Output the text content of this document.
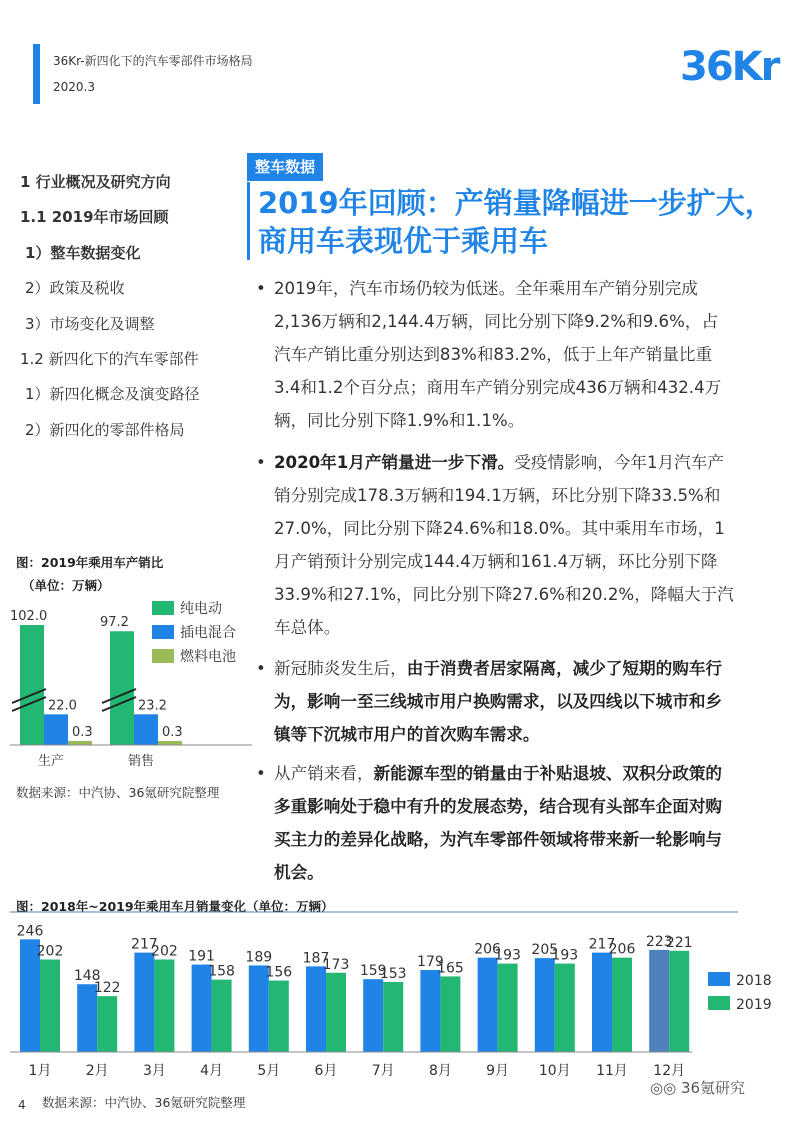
36Kr-新四化下的汽车零部件市场格局
2020.3	36Kr
1 行业概况及研究方向
1.1 2019年市场回顾
1）整车数据变化
2）政策及税收
3）市场变化及调整
1.2 新四化下的汽车零部件
1）新四化概念及演变路径
2）新四化的零部件格局
整车数据
2019年回顾：产销量降幅进一步扩大，商用车表现优于乘用车
• 2019年，汽车市场仍较为低迷。全年乘用车产销分别完成2,136万辆和2,144.4万辆，同比分别下降9.2%和9.6%，占汽车产销比重分别达到83%和83.2%，低于上年产销量比重3.4和1.2个百分点；商用车产销分别完成436万辆和432.4万辆，同比分别下降1.9%和1.1%。
• 2020年1月产销量进一步下滑。受疫情影响，今年1月汽车产销分别完成178.3万辆和194.1万辆，环比分别下降33.5%和27.0%，同比分别下降24.6%和18.0%。其中乘用车市场，1月产销预计分别完成144.4万辆和161.4万辆，环比分别下降33.9%和27.1%，同比分别下降27.6%和20.2%，降幅大于汽车总体。
• 新冠肺炎发生后，由于消费者居家隔离，减少了短期的购车行为，影响一至三线城市用户换购需求，以及四线以下城市和乡镇等下沉城市用户的首次购车需求。
• 从产销来看，新能源车型的销量由于补贴退坡、双积分政策的多重影响处于稳中有升的发展态势，结合现有头部车企面对购买主力的差异化战略，为汽车零部件领域将带来新一轮影响与机会。
图：2019年乘用车产销比
（单位：万辆）
102.0
22.0
0.3
生产
97.2
23.2
0.3
销售
纯电动
插电混合
燃料电池
数据来源：中汽协、36氪研究院整理
图：2018年~2019年乘用车月销量变化（单位：万辆）
246
202
1月
148
122
2月
217
202
3月
191
158
4月
189
156
5月
187
173
6月
159
153
7月
179
165
8月
206
193
9月
205
193
10月
217
206
11月
223
221
12月
2018
2019
4 数据来源：中汽协、36氪研究院整理
◎◎ 36氪研究
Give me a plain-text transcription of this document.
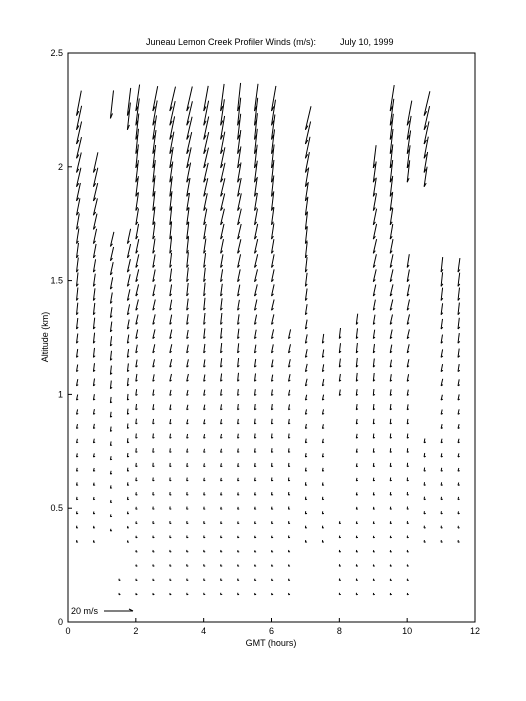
Juneau Lemon Creek Profiler Winds (m/s):	July 10, 1999
0	2	4	6	8	10	12
0
0.5
1
1.5
2
2.5
GMT (hours)
Altitude (km)
20 m/s
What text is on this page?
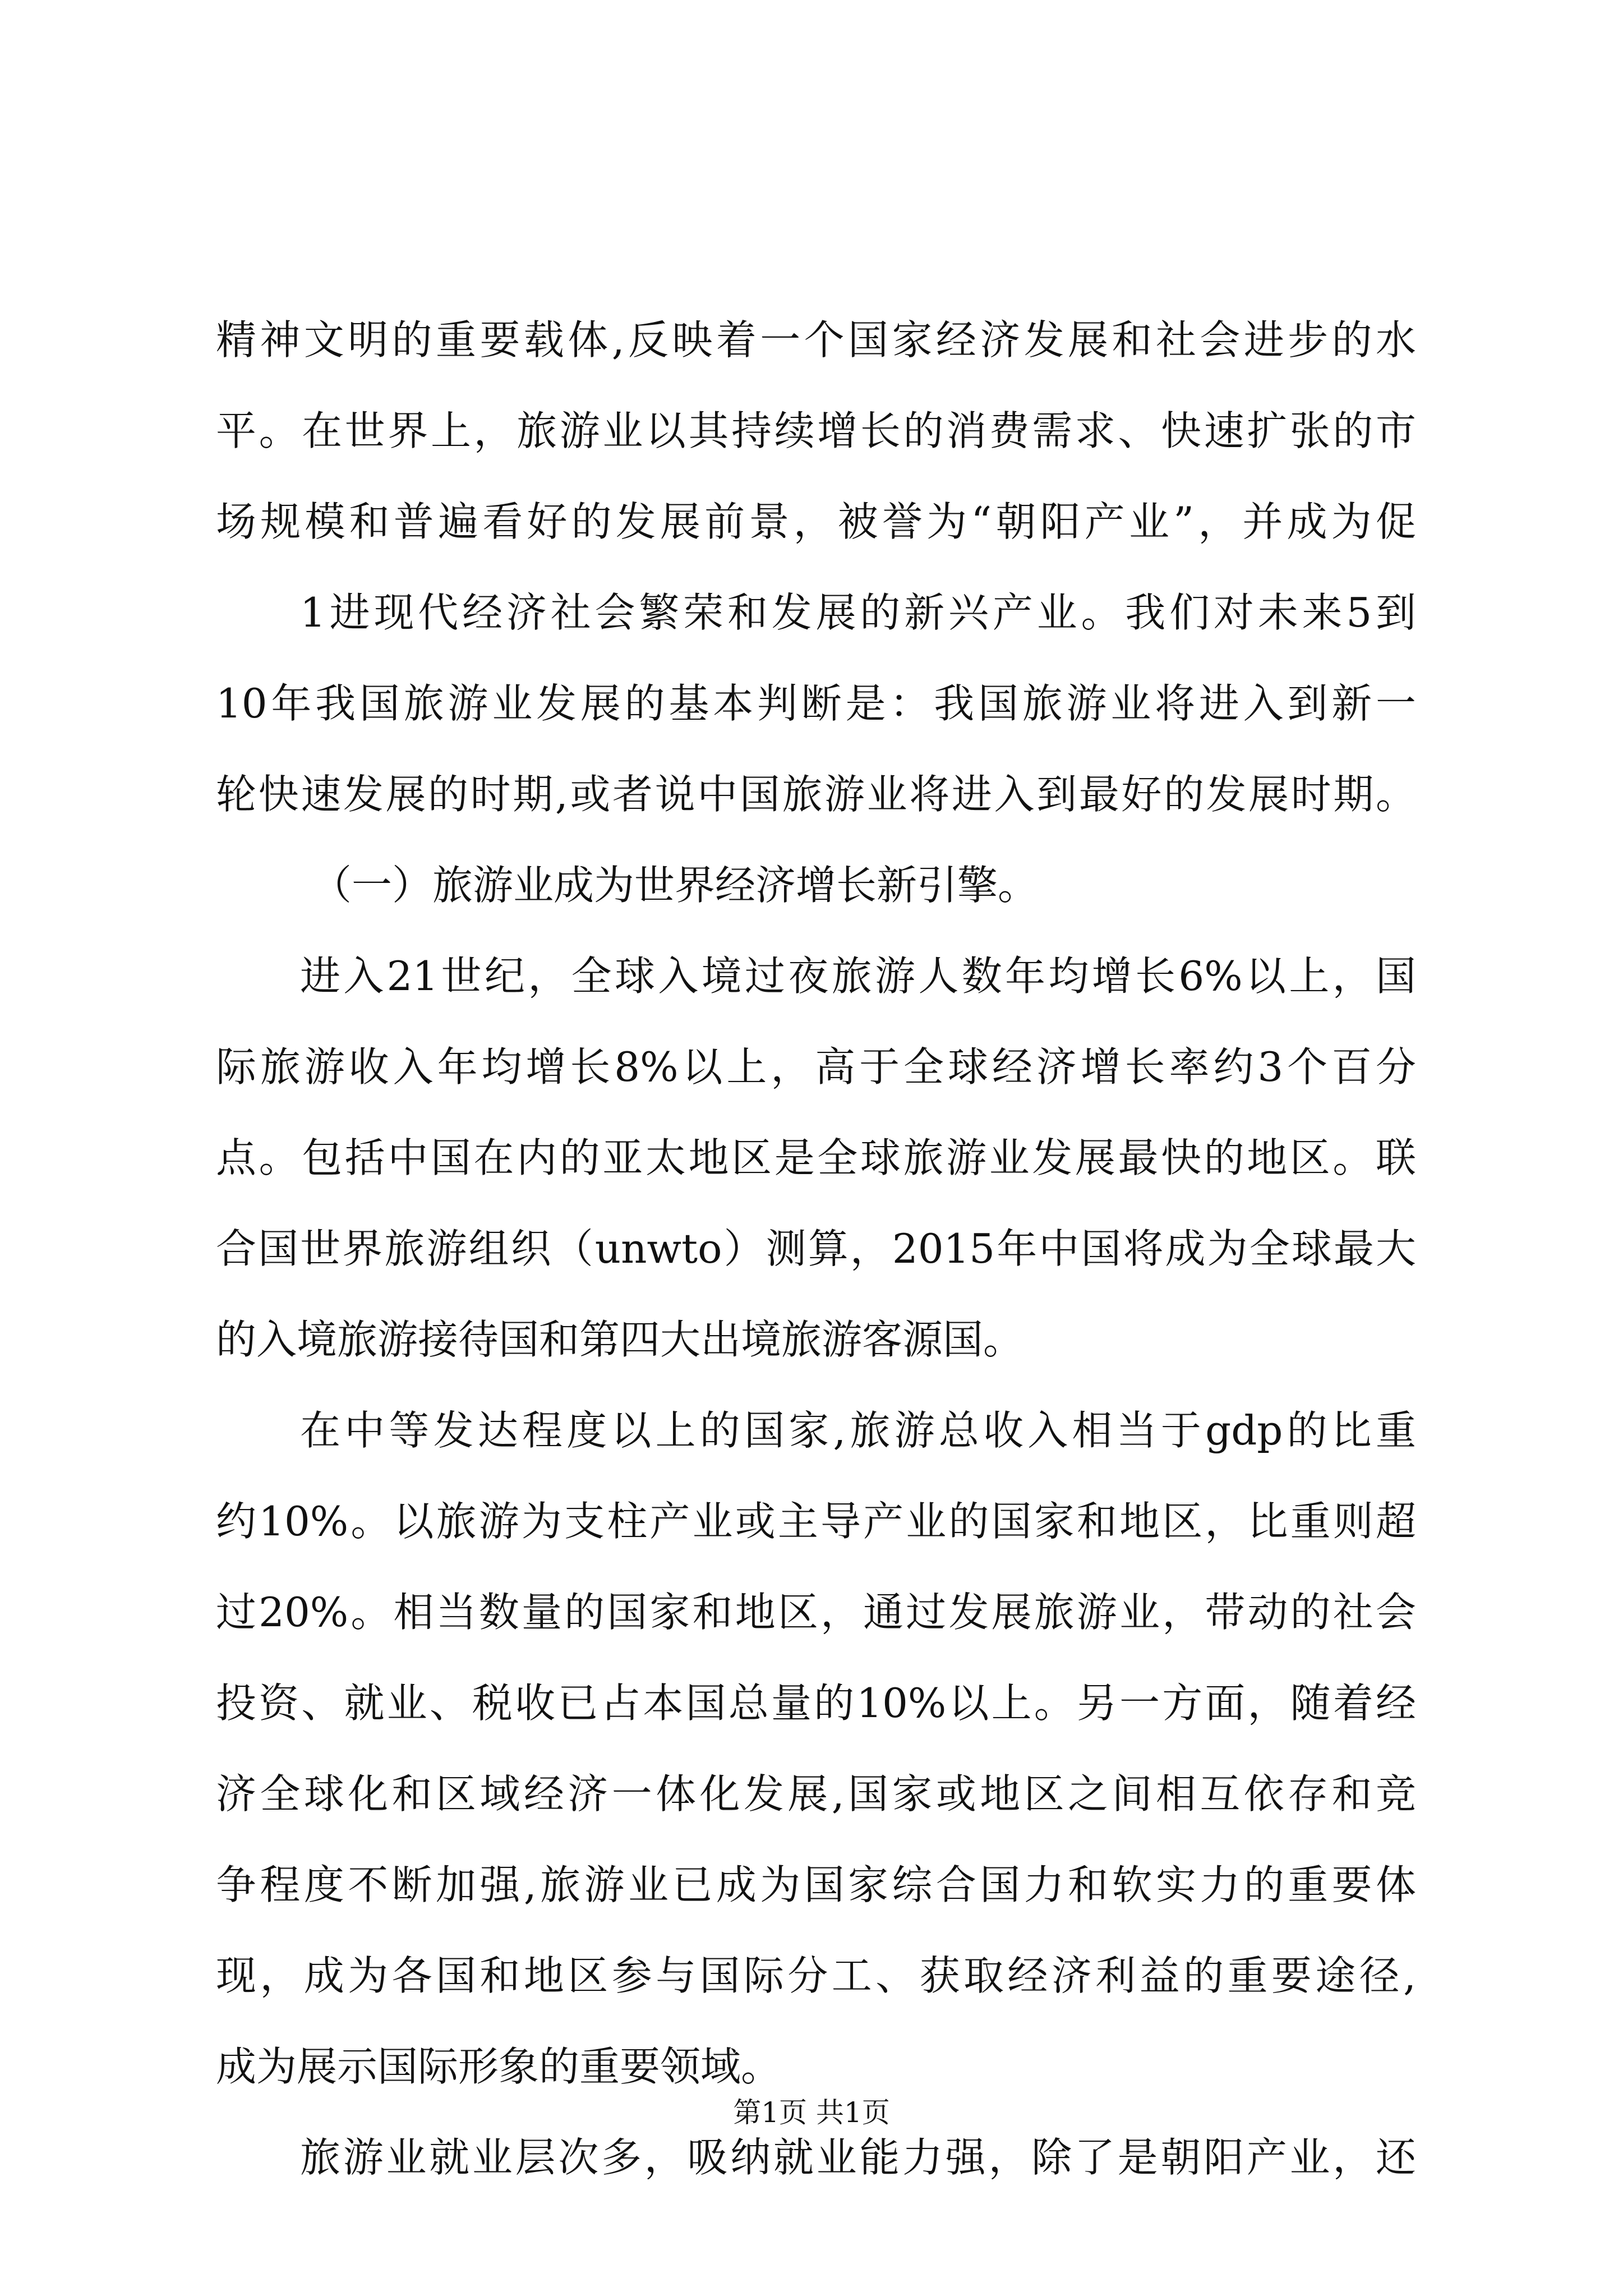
精神文明的重要载体,反映着一个国家经济发展和社会进步的水
平。在世界上，旅游业以其持续增长的消费需求、快速扩张的市
场规模和普遍看好的发展前景，被誉为“朝阳产业”，并成为促
1进现代经济社会繁荣和发展的新兴产业。我们对未来5到
10年我国旅游业发展的基本判断是：我国旅游业将进入到新一
轮快速发展的时期,或者说中国旅游业将进入到最好的发展时期。
（一）旅游业成为世界经济增长新引擎。
进入21世纪，全球入境过夜旅游人数年均增长6%以上，国
际旅游收入年均增长8%以上，高于全球经济增长率约3个百分
点。包括中国在内的亚太地区是全球旅游业发展最快的地区。联
合国世界旅游组织（unwto）测算，2015年中国将成为全球最大
的入境旅游接待国和第四大出境旅游客源国。
在中等发达程度以上的国家,旅游总收入相当于gdp的比重
约10%。以旅游为支柱产业或主导产业的国家和地区，比重则超
过20%。相当数量的国家和地区，通过发展旅游业，带动的社会
投资、就业、税收已占本国总量的10%以上。另一方面，随着经
济全球化和区域经济一体化发展,国家或地区之间相互依存和竞
争程度不断加强,旅游业已成为国家综合国力和软实力的重要体
现，成为各国和地区参与国际分工、获取经济利益的重要途径,
成为展示国际形象的重要领域。
旅游业就业层次多，吸纳就业能力强，除了是朝阳产业，还
第1页 共1页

============

▶ YOUR TASK: Write out the material above once more, exactly as it reads, with no pictures.

▶ RESPONSE:
Output the text content of this document.
36Kr-新四化下的汽车零部件市场格局
2020.3	36Kr
1 行业概况及研究方向
1.1 2019年市场回顾
1）整车数据变化
2）政策及税收
3）市场变化及调整
1.2 新四化下的汽车零部件
1）新四化概念及演变路径
2）新四化的零部件格局
整车数据
2019年回顾：产销量降幅进一步扩大，商用车表现优于乘用车
• 2019年，汽车市场仍较为低迷。全年乘用车产销分别完成2,136万辆和2,144.4万辆，同比分别下降9.2%和9.6%，占汽车产销比重分别达到83%和83.2%，低于上年产销量比重3.4和1.2个百分点；商用车产销分别完成436万辆和432.4万辆，同比分别下降1.9%和1.1%。
• 2020年1月产销量进一步下滑。受疫情影响，今年1月汽车产销分别完成178.3万辆和194.1万辆，环比分别下降33.5%和27.0%，同比分别下降24.6%和18.0%。其中乘用车市场，1月产销预计分别完成144.4万辆和161.4万辆，环比分别下降33.9%和27.1%，同比分别下降27.6%和20.2%，降幅大于汽车总体。
• 新冠肺炎发生后，由于消费者居家隔离，减少了短期的购车行为，影响一至三线城市用户换购需求，以及四线以下城市和乡镇等下沉城市用户的首次购车需求。
• 从产销来看，新能源车型的销量由于补贴退坡、双积分政策的多重影响处于稳中有升的发展态势，结合现有头部车企面对购买主力的差异化战略，为汽车零部件领域将带来新一轮影响与机会。
图：2019年乘用车产销比
（单位：万辆）
102.0
22.0
0.3
生产
97.2
23.2
0.3
销售
纯电动
插电混合
燃料电池
数据来源：中汽协、36氪研究院整理
图：2018年~2019年乘用车月销量变化（单位：万辆）
246
202
1月
148
122
2月
217
202
3月
191
158
4月
189
156
5月
187
173
6月
159
153
7月
179
165
8月
206
193
9月
205
193
10月
217
206
11月
223
221
12月
2018
2019
4 数据来源：中汽协、36氪研究院整理
◎◎ 36氪研究
Give me a plain-text transcription of this document.
Juneau Lemon Creek Profiler Winds (m/s):	July 10, 1999
0	2	4	6	8	10	12
0
0.5
1
1.5
2
2.5
GMT (hours)
Altitude (km)
20 m/s
What text is on this page?
精神文明的重要载体,反映着一个国家经济发展和社会进步的水
平。在世界上，旅游业以其持续增长的消费需求、快速扩张的市
场规模和普遍看好的发展前景，被誉为“朝阳产业”，并成为促
1进现代经济社会繁荣和发展的新兴产业。我们对未来5到
10年我国旅游业发展的基本判断是：我国旅游业将进入到新一
轮快速发展的时期,或者说中国旅游业将进入到最好的发展时期。
（一）旅游业成为世界经济增长新引擎。
进入21世纪，全球入境过夜旅游人数年均增长6%以上，国
际旅游收入年均增长8%以上，高于全球经济增长率约3个百分
点。包括中国在内的亚太地区是全球旅游业发展最快的地区。联
合国世界旅游组织（unwto）测算，2015年中国将成为全球最大
的入境旅游接待国和第四大出境旅游客源国。
在中等发达程度以上的国家,旅游总收入相当于gdp的比重
约10%。以旅游为支柱产业或主导产业的国家和地区，比重则超
过20%。相当数量的国家和地区，通过发展旅游业，带动的社会
投资、就业、税收已占本国总量的10%以上。另一方面，随着经
济全球化和区域经济一体化发展,国家或地区之间相互依存和竞
争程度不断加强,旅游业已成为国家综合国力和软实力的重要体
现，成为各国和地区参与国际分工、获取经济利益的重要途径,
成为展示国际形象的重要领域。
旅游业就业层次多，吸纳就业能力强，除了是朝阳产业，还
第1页 共1页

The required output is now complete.